**WHAT IS REQUIRED:**
Copy out the entries exactly, from the first line to the last.
— Start RECORDS —
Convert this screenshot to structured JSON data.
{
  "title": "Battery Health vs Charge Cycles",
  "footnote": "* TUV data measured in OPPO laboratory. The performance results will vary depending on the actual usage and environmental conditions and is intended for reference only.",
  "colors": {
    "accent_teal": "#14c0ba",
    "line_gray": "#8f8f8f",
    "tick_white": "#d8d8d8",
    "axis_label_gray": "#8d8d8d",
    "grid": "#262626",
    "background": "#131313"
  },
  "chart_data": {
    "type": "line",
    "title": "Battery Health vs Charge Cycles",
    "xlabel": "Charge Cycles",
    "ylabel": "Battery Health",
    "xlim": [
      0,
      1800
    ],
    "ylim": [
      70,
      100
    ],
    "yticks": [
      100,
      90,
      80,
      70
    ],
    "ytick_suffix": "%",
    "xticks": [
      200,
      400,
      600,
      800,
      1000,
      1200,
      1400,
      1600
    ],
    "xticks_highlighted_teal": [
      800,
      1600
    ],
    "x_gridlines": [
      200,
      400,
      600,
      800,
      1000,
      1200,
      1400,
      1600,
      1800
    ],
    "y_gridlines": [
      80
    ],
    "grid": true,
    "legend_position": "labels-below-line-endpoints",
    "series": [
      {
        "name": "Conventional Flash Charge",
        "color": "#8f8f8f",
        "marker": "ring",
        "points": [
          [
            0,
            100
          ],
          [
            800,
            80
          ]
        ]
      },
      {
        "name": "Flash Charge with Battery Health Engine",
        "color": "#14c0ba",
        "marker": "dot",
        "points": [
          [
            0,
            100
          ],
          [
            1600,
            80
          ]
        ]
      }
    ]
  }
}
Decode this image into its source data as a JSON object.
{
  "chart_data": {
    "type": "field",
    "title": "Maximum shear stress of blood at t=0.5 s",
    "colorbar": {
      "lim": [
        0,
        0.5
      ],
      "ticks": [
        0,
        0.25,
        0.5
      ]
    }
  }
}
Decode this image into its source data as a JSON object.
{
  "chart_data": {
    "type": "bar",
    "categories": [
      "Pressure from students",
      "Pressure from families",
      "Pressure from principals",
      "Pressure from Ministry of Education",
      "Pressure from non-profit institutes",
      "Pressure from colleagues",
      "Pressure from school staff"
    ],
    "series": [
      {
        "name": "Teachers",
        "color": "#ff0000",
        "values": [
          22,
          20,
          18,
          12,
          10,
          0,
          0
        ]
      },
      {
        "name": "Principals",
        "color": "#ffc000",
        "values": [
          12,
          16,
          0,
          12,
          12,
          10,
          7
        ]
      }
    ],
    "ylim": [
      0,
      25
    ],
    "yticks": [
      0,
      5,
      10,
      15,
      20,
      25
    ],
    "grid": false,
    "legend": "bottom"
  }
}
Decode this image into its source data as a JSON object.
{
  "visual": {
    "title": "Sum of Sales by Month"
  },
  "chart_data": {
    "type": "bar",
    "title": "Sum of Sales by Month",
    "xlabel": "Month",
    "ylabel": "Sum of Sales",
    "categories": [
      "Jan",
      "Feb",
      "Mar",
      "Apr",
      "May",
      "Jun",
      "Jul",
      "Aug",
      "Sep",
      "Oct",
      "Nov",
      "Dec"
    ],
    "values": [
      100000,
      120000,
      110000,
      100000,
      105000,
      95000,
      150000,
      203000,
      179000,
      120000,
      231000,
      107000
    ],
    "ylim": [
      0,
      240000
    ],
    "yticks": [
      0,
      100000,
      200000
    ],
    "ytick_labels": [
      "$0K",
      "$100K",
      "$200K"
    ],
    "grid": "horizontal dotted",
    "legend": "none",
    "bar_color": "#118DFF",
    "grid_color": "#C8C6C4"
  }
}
— End RECORDS —
**FULL ANSWER:**
Convert this screenshot to structured JSON data.
{
  "title": "Battery Health vs Charge Cycles",
  "footnote": "* TUV data measured in OPPO laboratory. The performance results will vary depending on the actual usage and environmental conditions and is intended for reference only.",
  "colors": {
    "accent_teal": "#14c0ba",
    "line_gray": "#8f8f8f",
    "tick_white": "#d8d8d8",
    "axis_label_gray": "#8d8d8d",
    "grid": "#262626",
    "background": "#131313"
  },
  "chart_data": {
    "type": "line",
    "title": "Battery Health vs Charge Cycles",
    "xlabel": "Charge Cycles",
    "ylabel": "Battery Health",
    "xlim": [
      0,
      1800
    ],
    "ylim": [
      70,
      100
    ],
    "yticks": [
      100,
      90,
      80,
      70
    ],
    "ytick_suffix": "%",
    "xticks": [
      200,
      400,
      600,
      800,
      1000,
      1200,
      1400,
      1600
    ],
    "xticks_highlighted_teal": [
      800,
      1600
    ],
    "x_gridlines": [
      200,
      400,
      600,
      800,
      1000,
      1200,
      1400,
      1600,
      1800
    ],
    "y_gridlines": [
      80
    ],
    "grid": true,
    "legend_position": "labels-below-line-endpoints",
    "series": [
      {
        "name": "Conventional Flash Charge",
        "color": "#8f8f8f",
        "marker": "ring",
        "points": [
          [
            0,
            100
          ],
          [
            800,
            80
          ]
        ]
      },
      {
        "name": "Flash Charge with Battery Health Engine",
        "color": "#14c0ba",
        "marker": "dot",
        "points": [
          [
            0,
            100
          ],
          [
            1600,
            80
          ]
        ]
      }
    ]
  }
}
Decode this image into its source data as a JSON object.
{
  "chart_data": {
    "type": "field",
    "title": "Maximum shear stress of blood at t=0.5 s",
    "colorbar": {
      "lim": [
        0,
        0.5
      ],
      "ticks": [
        0,
        0.25,
        0.5
      ]
    }
  }
}
Decode this image into its source data as a JSON object.
{
  "chart_data": {
    "type": "bar",
    "categories": [
      "Pressure from students",
      "Pressure from families",
      "Pressure from principals",
      "Pressure from Ministry of Education",
      "Pressure from non-profit institutes",
      "Pressure from colleagues",
      "Pressure from school staff"
    ],
    "series": [
      {
        "name": "Teachers",
        "color": "#ff0000",
        "values": [
          22,
          20,
          18,
          12,
          10,
          0,
          0
        ]
      },
      {
        "name": "Principals",
        "color": "#ffc000",
        "values": [
          12,
          16,
          0,
          12,
          12,
          10,
          7
        ]
      }
    ],
    "ylim": [
      0,
      25
    ],
    "yticks": [
      0,
      5,
      10,
      15,
      20,
      25
    ],
    "grid": false,
    "legend": "bottom"
  }
}
Decode this image into its source data as a JSON object.
{
  "visual": {
    "title": "Sum of Sales by Month"
  },
  "chart_data": {
    "type": "bar",
    "title": "Sum of Sales by Month",
    "xlabel": "Month",
    "ylabel": "Sum of Sales",
    "categories": [
      "Jan",
      "Feb",
      "Mar",
      "Apr",
      "May",
      "Jun",
      "Jul",
      "Aug",
      "Sep",
      "Oct",
      "Nov",
      "Dec"
    ],
    "values": [
      100000,
      120000,
      110000,
      100000,
      105000,
      95000,
      150000,
      203000,
      179000,
      120000,
      231000,
      107000
    ],
    "ylim": [
      0,
      240000
    ],
    "yticks": [
      0,
      100000,
      200000
    ],
    "ytick_labels": [
      "$0K",
      "$100K",
      "$200K"
    ],
    "grid": "horizontal dotted",
    "legend": "none",
    "bar_color": "#118DFF",
    "grid_color": "#C8C6C4"
  }
}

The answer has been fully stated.